Exercise objective:
Transcribe all the records exactly and omit any images they hold.
***** Material for this task
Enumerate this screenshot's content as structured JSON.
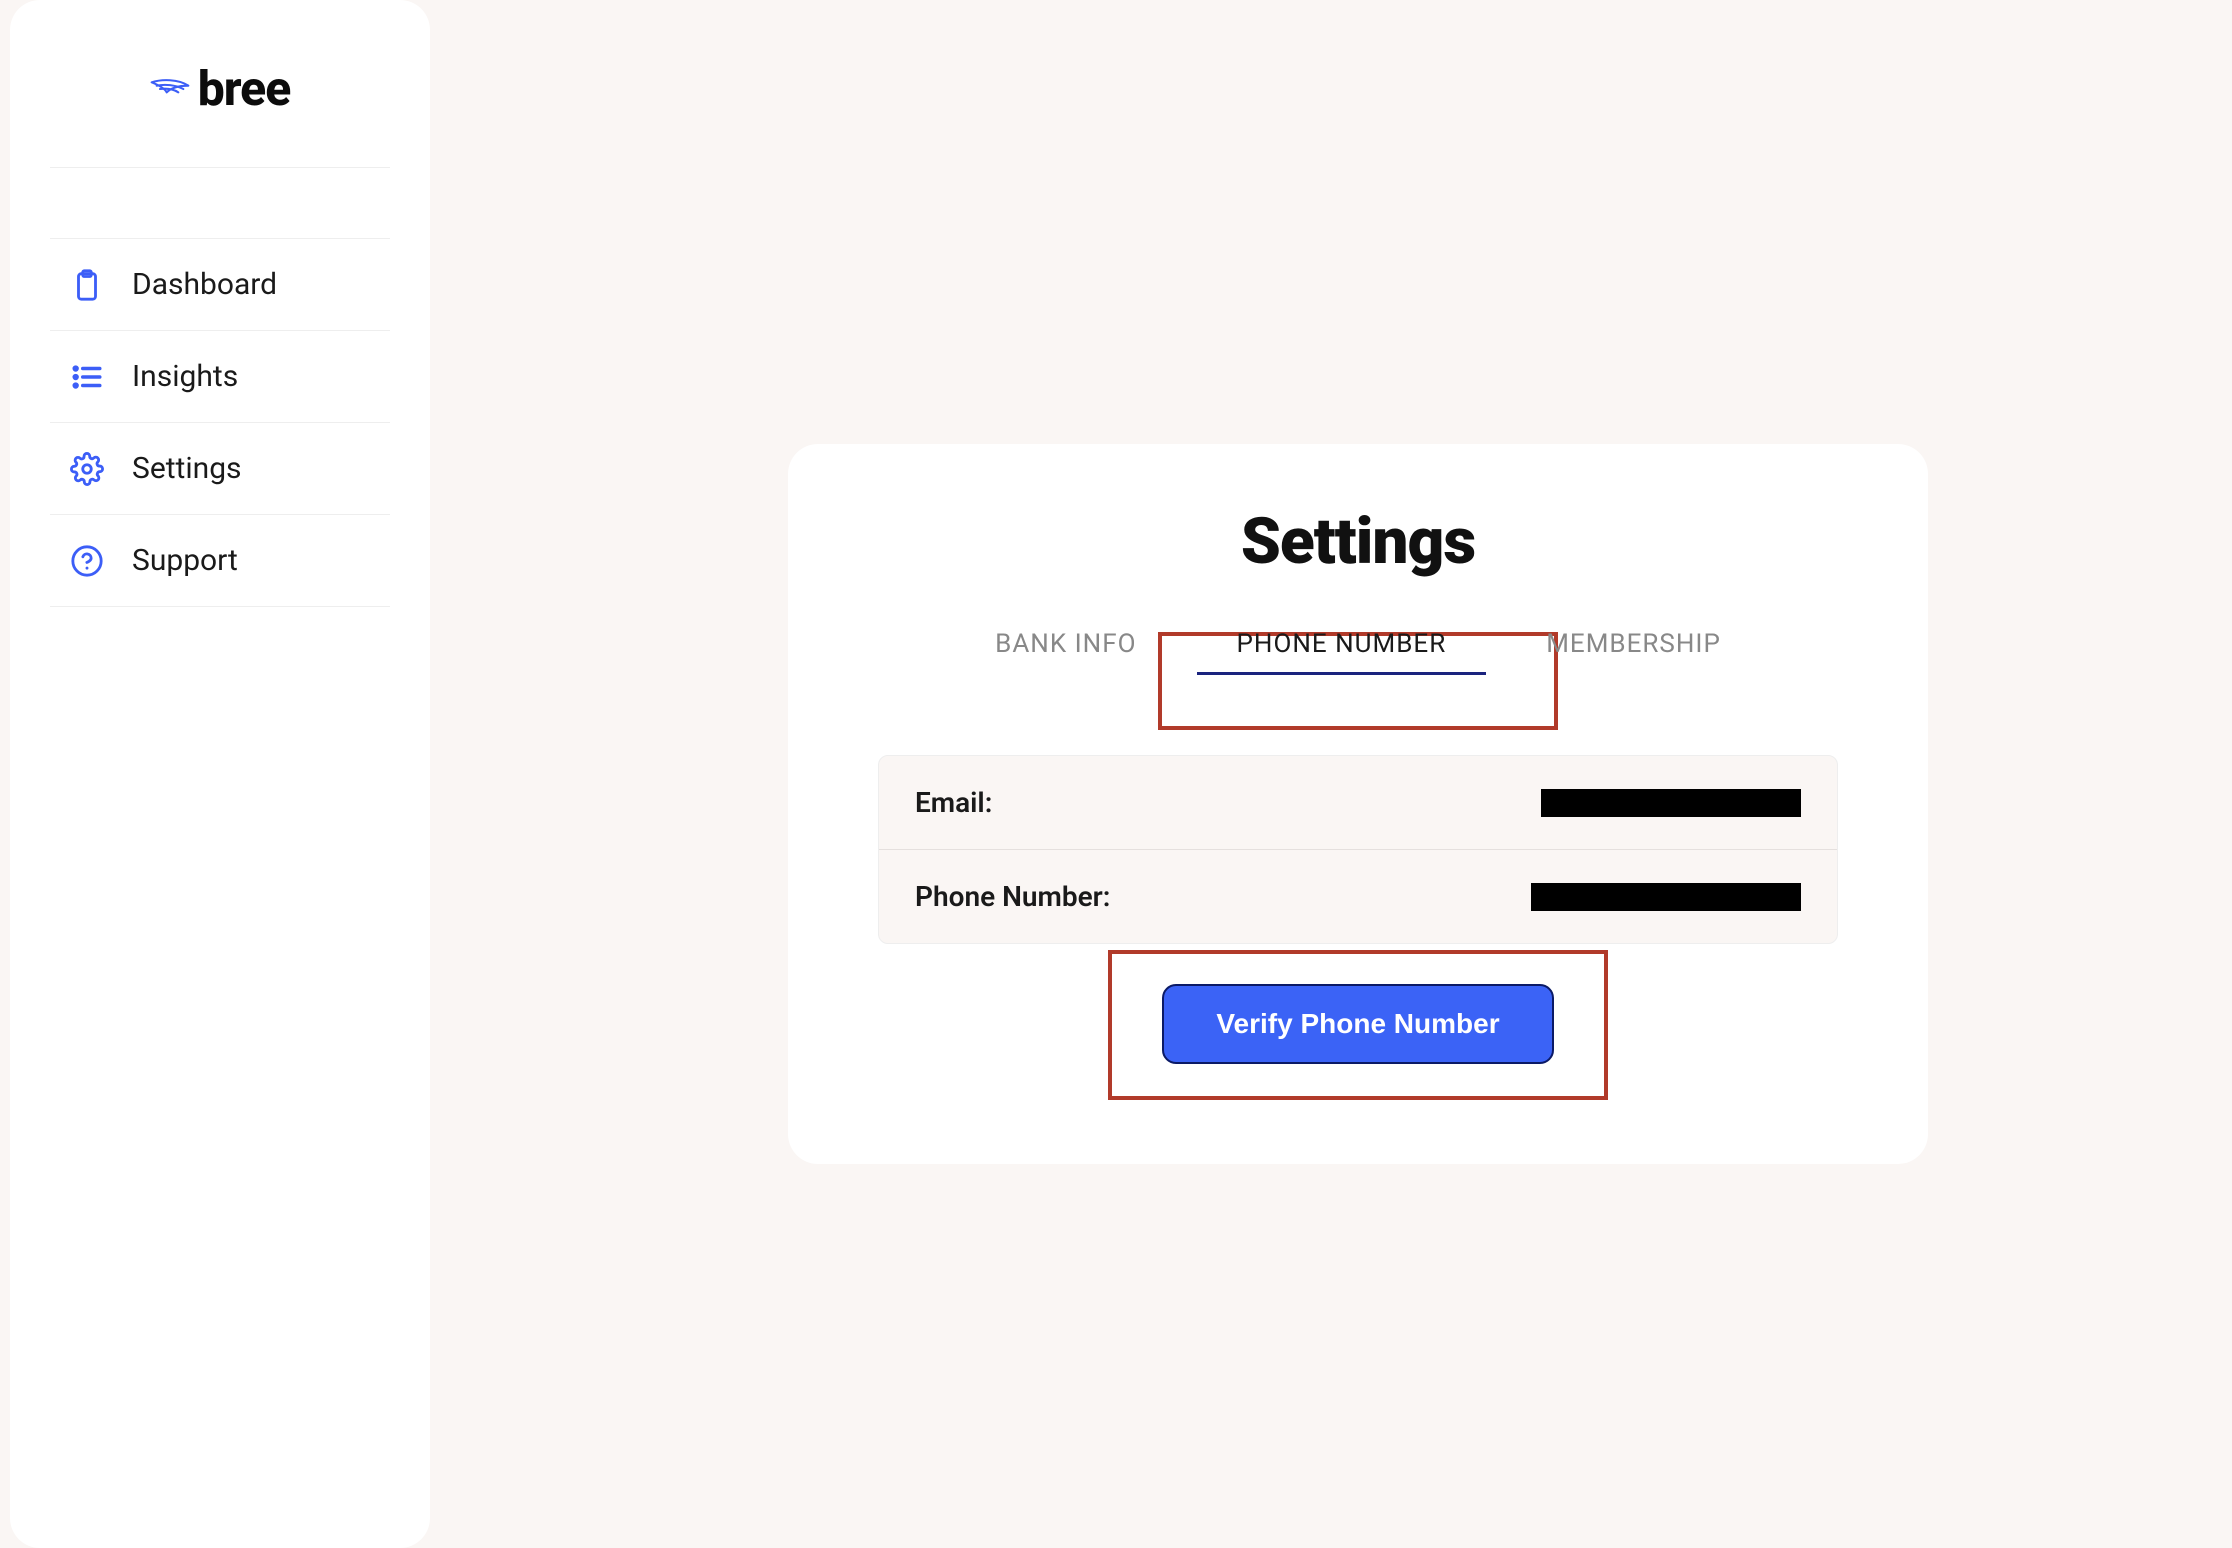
{
  "brand": {
    "name": "bree"
  },
  "sidebar": {
    "items": [
      {
        "label": "Dashboard"
      },
      {
        "label": "Insights"
      },
      {
        "label": "Settings"
      },
      {
        "label": "Support"
      }
    ]
  },
  "main": {
    "title": "Settings",
    "tabs": [
      {
        "label": "BANK INFO",
        "active": false
      },
      {
        "label": "PHONE NUMBER",
        "active": true
      },
      {
        "label": "MEMBERSHIP",
        "active": false
      }
    ],
    "fields": {
      "email_label": "Email:",
      "phone_label": "Phone Number:"
    },
    "verify_button": "Verify Phone Number"
  }
}
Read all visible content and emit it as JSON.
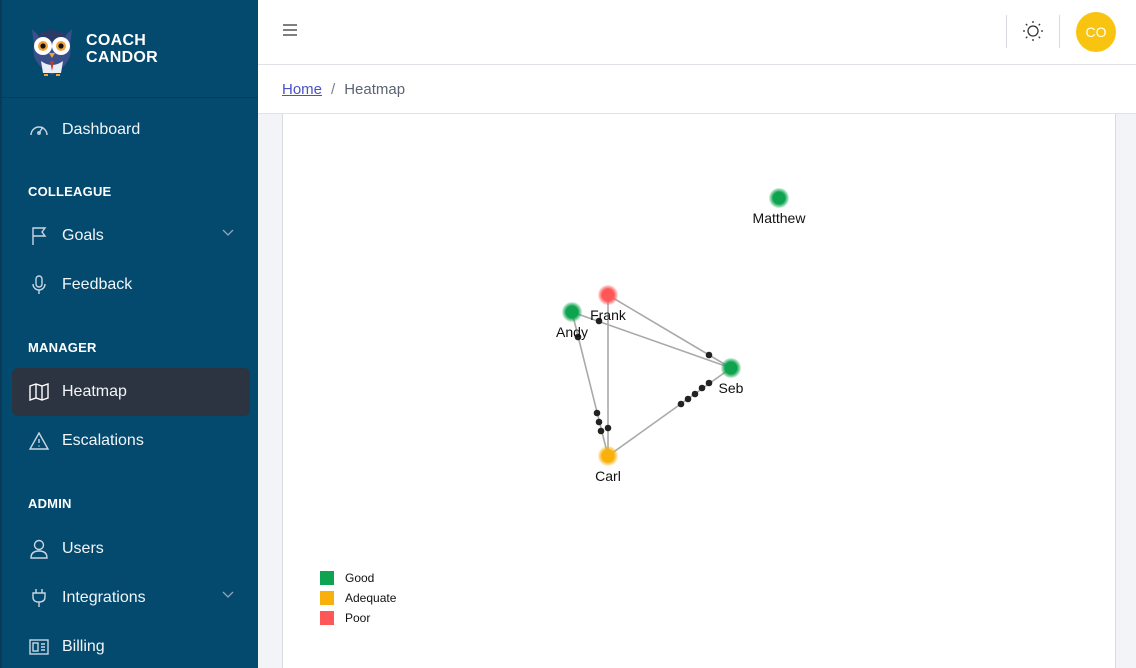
{
  "brand": {
    "line1": "COACH",
    "line2": "CANDOR"
  },
  "sidebar": {
    "dashboard": "Dashboard",
    "section_colleague": "COLLEAGUE",
    "goals": "Goals",
    "feedback": "Feedback",
    "section_manager": "MANAGER",
    "heatmap": "Heatmap",
    "escalations": "Escalations",
    "section_admin": "ADMIN",
    "users": "Users",
    "integrations": "Integrations",
    "billing": "Billing"
  },
  "header": {
    "avatar_initials": "CO"
  },
  "breadcrumb": {
    "home": "Home",
    "current": "Heatmap"
  },
  "colors": {
    "good": "#0ea44f",
    "adequate": "#f9b00b",
    "poor": "#ff5757",
    "sidebar": "#044a6e",
    "accent": "#f9c40f"
  },
  "heatmap": {
    "nodes": [
      {
        "id": "matthew",
        "label": "Matthew",
        "status": "good"
      },
      {
        "id": "frank",
        "label": "Frank",
        "status": "poor"
      },
      {
        "id": "andy",
        "label": "Andy",
        "status": "good"
      },
      {
        "id": "seb",
        "label": "Seb",
        "status": "good"
      },
      {
        "id": "carl",
        "label": "Carl",
        "status": "adequate"
      }
    ],
    "edges": [
      {
        "from": "frank",
        "to": "seb"
      },
      {
        "from": "andy",
        "to": "seb"
      },
      {
        "from": "andy",
        "to": "carl"
      },
      {
        "from": "frank",
        "to": "carl"
      },
      {
        "from": "carl",
        "to": "seb"
      }
    ],
    "legend": [
      {
        "label": "Good",
        "status": "good"
      },
      {
        "label": "Adequate",
        "status": "adequate"
      },
      {
        "label": "Poor",
        "status": "poor"
      }
    ]
  }
}
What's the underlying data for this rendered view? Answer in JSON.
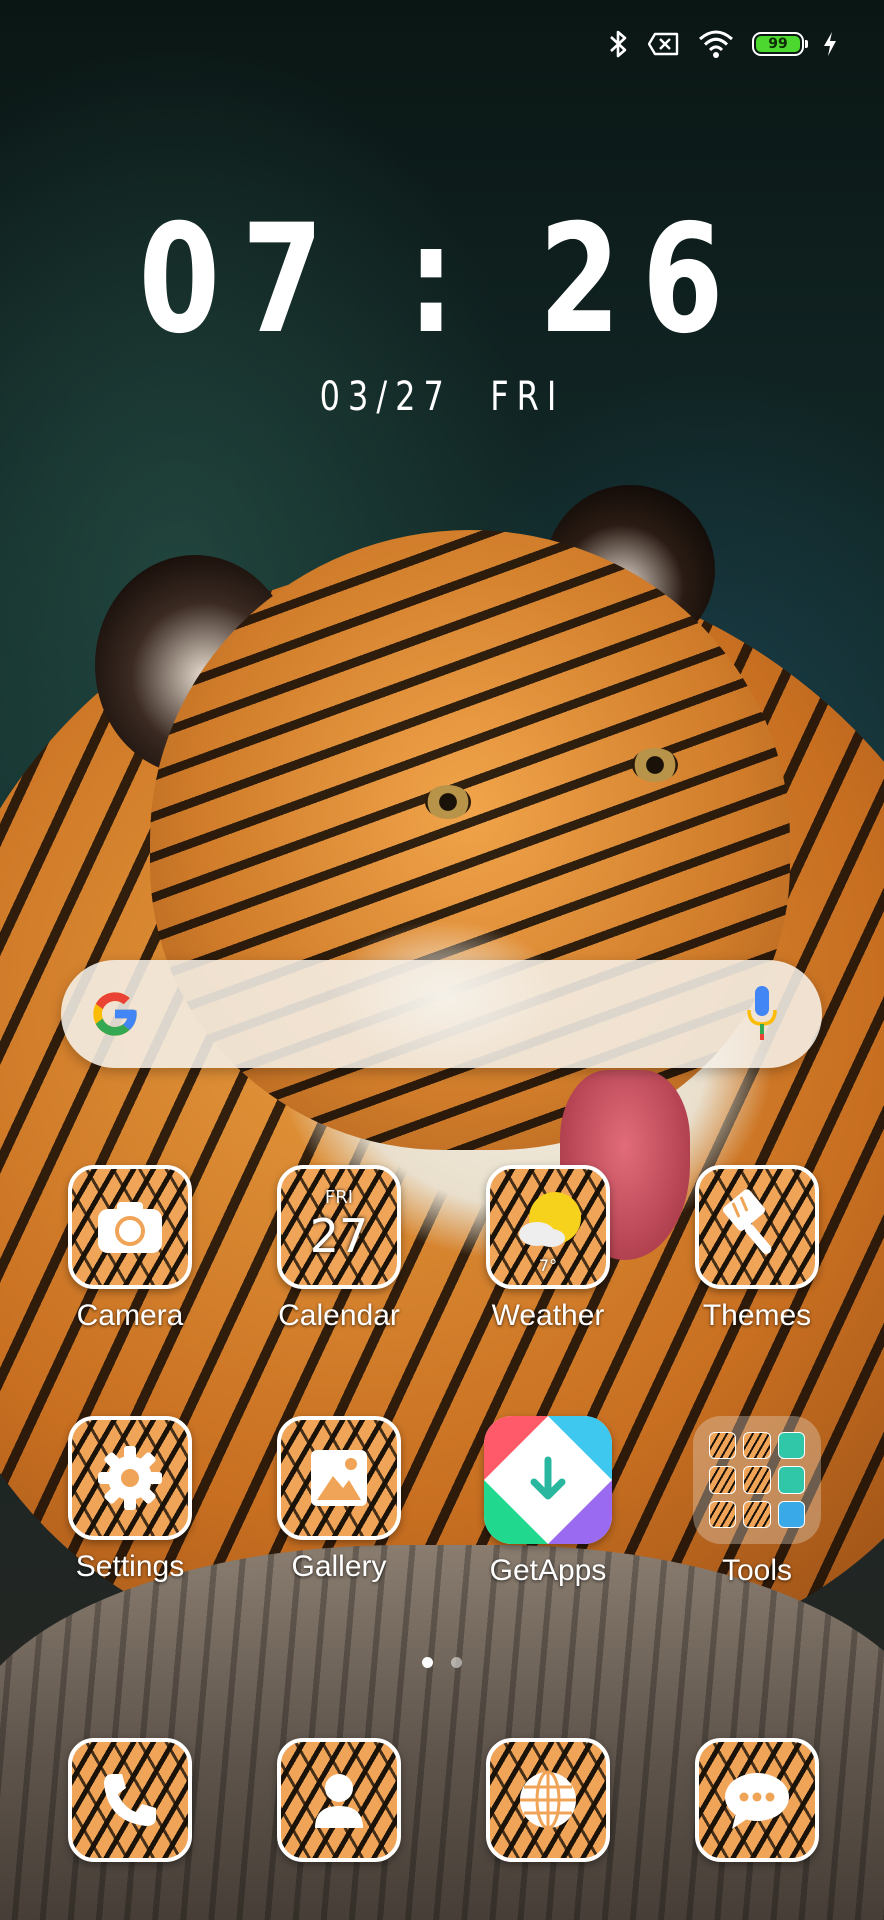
{
  "status_bar": {
    "icons": [
      "bluetooth-icon",
      "no-sim-icon",
      "wifi-icon",
      "battery-icon",
      "charging-icon"
    ],
    "battery_level": "99",
    "battery_color": "#4cd82e"
  },
  "clock": {
    "time": "07 : 26",
    "date": "03/27",
    "weekday": "FRI"
  },
  "search_bar": {
    "icons": [
      "google-logo-icon",
      "microphone-icon"
    ]
  },
  "apps_row1": [
    {
      "label": "Camera",
      "icon": "camera-icon"
    },
    {
      "label": "Calendar",
      "icon": "calendar-icon",
      "day": "FRI",
      "date": "27"
    },
    {
      "label": "Weather",
      "icon": "weather-icon",
      "temp": "7°"
    },
    {
      "label": "Themes",
      "icon": "paintbrush-icon"
    }
  ],
  "apps_row2": [
    {
      "label": "Settings",
      "icon": "gear-icon"
    },
    {
      "label": "Gallery",
      "icon": "image-icon"
    },
    {
      "label": "GetApps",
      "icon": "getapps-icon"
    },
    {
      "label": "Tools",
      "icon": "folder-icon"
    }
  ],
  "page_indicator": {
    "pages": 2,
    "current": 1
  },
  "dock": [
    {
      "icon": "phone-icon"
    },
    {
      "icon": "contacts-icon"
    },
    {
      "icon": "browser-icon"
    },
    {
      "icon": "messages-icon"
    }
  ],
  "colors": {
    "tiger_icon_orange": "#f0a457",
    "tiger_stripe": "#1b1208",
    "search_bg": "#f5f0e8",
    "google_blue": "#4285F4",
    "google_red": "#EA4335",
    "google_yellow": "#FBBC05",
    "google_green": "#34A853"
  }
}
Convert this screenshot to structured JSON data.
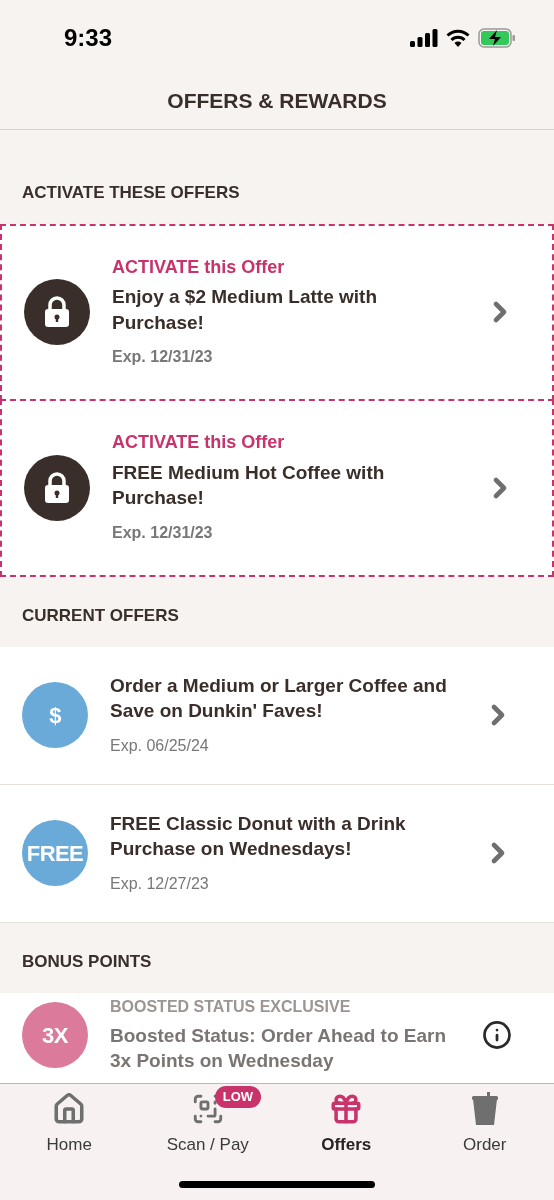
{
  "status_bar": {
    "time": "9:33"
  },
  "header": {
    "title": "OFFERS & REWARDS"
  },
  "sections": [
    {
      "heading": "ACTIVATE THESE OFFERS",
      "kind": "activate",
      "items": [
        {
          "label": "ACTIVATE this Offer",
          "title": "Enjoy a $2 Medium Latte with Purchase!",
          "expiry": "Exp. 12/31/23",
          "icon": {
            "kind": "lock"
          }
        },
        {
          "label": "ACTIVATE this Offer",
          "title": "FREE Medium Hot Coffee with Purchase!",
          "expiry": "Exp. 12/31/23",
          "icon": {
            "kind": "lock"
          }
        }
      ]
    },
    {
      "heading": "CURRENT OFFERS",
      "kind": "current",
      "items": [
        {
          "title": "Order a Medium or Larger Coffee and Save on Dunkin' Faves!",
          "expiry": "Exp. 06/25/24",
          "icon": {
            "kind": "text",
            "text": "$",
            "color": "#6aaad8"
          }
        },
        {
          "title": "FREE Classic Donut with a Drink Purchase on Wednesdays!",
          "expiry": "Exp. 12/27/23",
          "icon": {
            "kind": "text",
            "text": "FREE",
            "color": "#6aaad8"
          }
        }
      ]
    },
    {
      "heading": "BONUS POINTS",
      "kind": "bonus",
      "items": [
        {
          "label": "BOOSTED STATUS EXCLUSIVE",
          "title": "Boosted Status: Order Ahead to Earn 3x Points on Wednesday",
          "icon": {
            "kind": "text",
            "text": "3X",
            "color": "#dc7a9b"
          }
        }
      ]
    }
  ],
  "tab_bar": [
    {
      "label": "Home",
      "selected": false
    },
    {
      "label": "Scan / Pay",
      "selected": false,
      "badge": "LOW"
    },
    {
      "label": "Offers",
      "selected": true
    },
    {
      "label": "Order",
      "selected": false
    }
  ]
}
**********
Correct result:
Enumerate this screenshot's content as structured JSON.
{
  "brand": {
    "name": "bree"
  },
  "sidebar": {
    "items": [
      {
        "label": "Dashboard"
      },
      {
        "label": "Insights"
      },
      {
        "label": "Settings"
      },
      {
        "label": "Support"
      }
    ]
  },
  "main": {
    "title": "Settings",
    "tabs": [
      {
        "label": "BANK INFO",
        "active": false
      },
      {
        "label": "PHONE NUMBER",
        "active": true
      },
      {
        "label": "MEMBERSHIP",
        "active": false
      }
    ],
    "fields": {
      "email_label": "Email:",
      "phone_label": "Phone Number:"
    },
    "verify_button": "Verify Phone Number"
  }
}
Read all visible content and emit it as JSON.
{
  "brand": {
    "line1": "COACH",
    "line2": "CANDOR"
  },
  "sidebar": {
    "dashboard": "Dashboard",
    "section_colleague": "COLLEAGUE",
    "goals": "Goals",
    "feedback": "Feedback",
    "section_manager": "MANAGER",
    "heatmap": "Heatmap",
    "escalations": "Escalations",
    "section_admin": "ADMIN",
    "users": "Users",
    "integrations": "Integrations",
    "billing": "Billing"
  },
  "header": {
    "avatar_initials": "CO"
  },
  "breadcrumb": {
    "home": "Home",
    "current": "Heatmap"
  },
  "colors": {
    "good": "#0ea44f",
    "adequate": "#f9b00b",
    "poor": "#ff5757",
    "sidebar": "#044a6e",
    "accent": "#f9c40f"
  },
  "heatmap": {
    "nodes": [
      {
        "id": "matthew",
        "label": "Matthew",
        "status": "good"
      },
      {
        "id": "frank",
        "label": "Frank",
        "status": "poor"
      },
      {
        "id": "andy",
        "label": "Andy",
        "status": "good"
      },
      {
        "id": "seb",
        "label": "Seb",
        "status": "good"
      },
      {
        "id": "carl",
        "label": "Carl",
        "status": "adequate"
      }
    ],
    "edges": [
      {
        "from": "frank",
        "to": "seb"
      },
      {
        "from": "andy",
        "to": "seb"
      },
      {
        "from": "andy",
        "to": "carl"
      },
      {
        "from": "frank",
        "to": "carl"
      },
      {
        "from": "carl",
        "to": "seb"
      }
    ],
    "legend": [
      {
        "label": "Good",
        "status": "good"
      },
      {
        "label": "Adequate",
        "status": "adequate"
      },
      {
        "label": "Poor",
        "status": "poor"
      }
    ]
  }
}
What's the underlying data for this rendered view? Answer in JSON.
{
  "status_bar": {
    "icons": [
      "bluetooth-icon",
      "no-sim-icon",
      "wifi-icon",
      "battery-icon",
      "charging-icon"
    ],
    "battery_level": "99",
    "battery_color": "#4cd82e"
  },
  "clock": {
    "time": "07 : 26",
    "date": "03/27",
    "weekday": "FRI"
  },
  "search_bar": {
    "icons": [
      "google-logo-icon",
      "microphone-icon"
    ]
  },
  "apps_row1": [
    {
      "label": "Camera",
      "icon": "camera-icon"
    },
    {
      "label": "Calendar",
      "icon": "calendar-icon",
      "day": "FRI",
      "date": "27"
    },
    {
      "label": "Weather",
      "icon": "weather-icon",
      "temp": "7°"
    },
    {
      "label": "Themes",
      "icon": "paintbrush-icon"
    }
  ],
  "apps_row2": [
    {
      "label": "Settings",
      "icon": "gear-icon"
    },
    {
      "label": "Gallery",
      "icon": "image-icon"
    },
    {
      "label": "GetApps",
      "icon": "getapps-icon"
    },
    {
      "label": "Tools",
      "icon": "folder-icon"
    }
  ],
  "page_indicator": {
    "pages": 2,
    "current": 1
  },
  "dock": [
    {
      "icon": "phone-icon"
    },
    {
      "icon": "contacts-icon"
    },
    {
      "icon": "browser-icon"
    },
    {
      "icon": "messages-icon"
    }
  ],
  "colors": {
    "tiger_icon_orange": "#f0a457",
    "tiger_stripe": "#1b1208",
    "search_bg": "#f5f0e8",
    "google_blue": "#4285F4",
    "google_red": "#EA4335",
    "google_yellow": "#FBBC05",
    "google_green": "#34A853"
  }
}
Convert this screenshot to structured JSON data.
{
  "status_bar": {
    "time": "9:33"
  },
  "header": {
    "title": "OFFERS & REWARDS"
  },
  "sections": [
    {
      "heading": "ACTIVATE THESE OFFERS",
      "kind": "activate",
      "items": [
        {
          "label": "ACTIVATE this Offer",
          "title": "Enjoy a $2 Medium Latte with Purchase!",
          "expiry": "Exp. 12/31/23",
          "icon": {
            "kind": "lock"
          }
        },
        {
          "label": "ACTIVATE this Offer",
          "title": "FREE Medium Hot Coffee with Purchase!",
          "expiry": "Exp. 12/31/23",
          "icon": {
            "kind": "lock"
          }
        }
      ]
    },
    {
      "heading": "CURRENT OFFERS",
      "kind": "current",
      "items": [
        {
          "title": "Order a Medium or Larger Coffee and Save on Dunkin' Faves!",
          "expiry": "Exp. 06/25/24",
          "icon": {
            "kind": "text",
            "text": "$",
            "color": "#6aaad8"
          }
        },
        {
          "title": "FREE Classic Donut with a Drink Purchase on Wednesdays!",
          "expiry": "Exp. 12/27/23",
          "icon": {
            "kind": "text",
            "text": "FREE",
            "color": "#6aaad8"
          }
        }
      ]
    },
    {
      "heading": "BONUS POINTS",
      "kind": "bonus",
      "items": [
        {
          "label": "BOOSTED STATUS EXCLUSIVE",
          "title": "Boosted Status: Order Ahead to Earn 3x Points on Wednesday",
          "icon": {
            "kind": "text",
            "text": "3X",
            "color": "#dc7a9b"
          }
        }
      ]
    }
  ],
  "tab_bar": [
    {
      "label": "Home",
      "selected": false
    },
    {
      "label": "Scan / Pay",
      "selected": false,
      "badge": "LOW"
    },
    {
      "label": "Offers",
      "selected": true
    },
    {
      "label": "Order",
      "selected": false
    }
  ]
}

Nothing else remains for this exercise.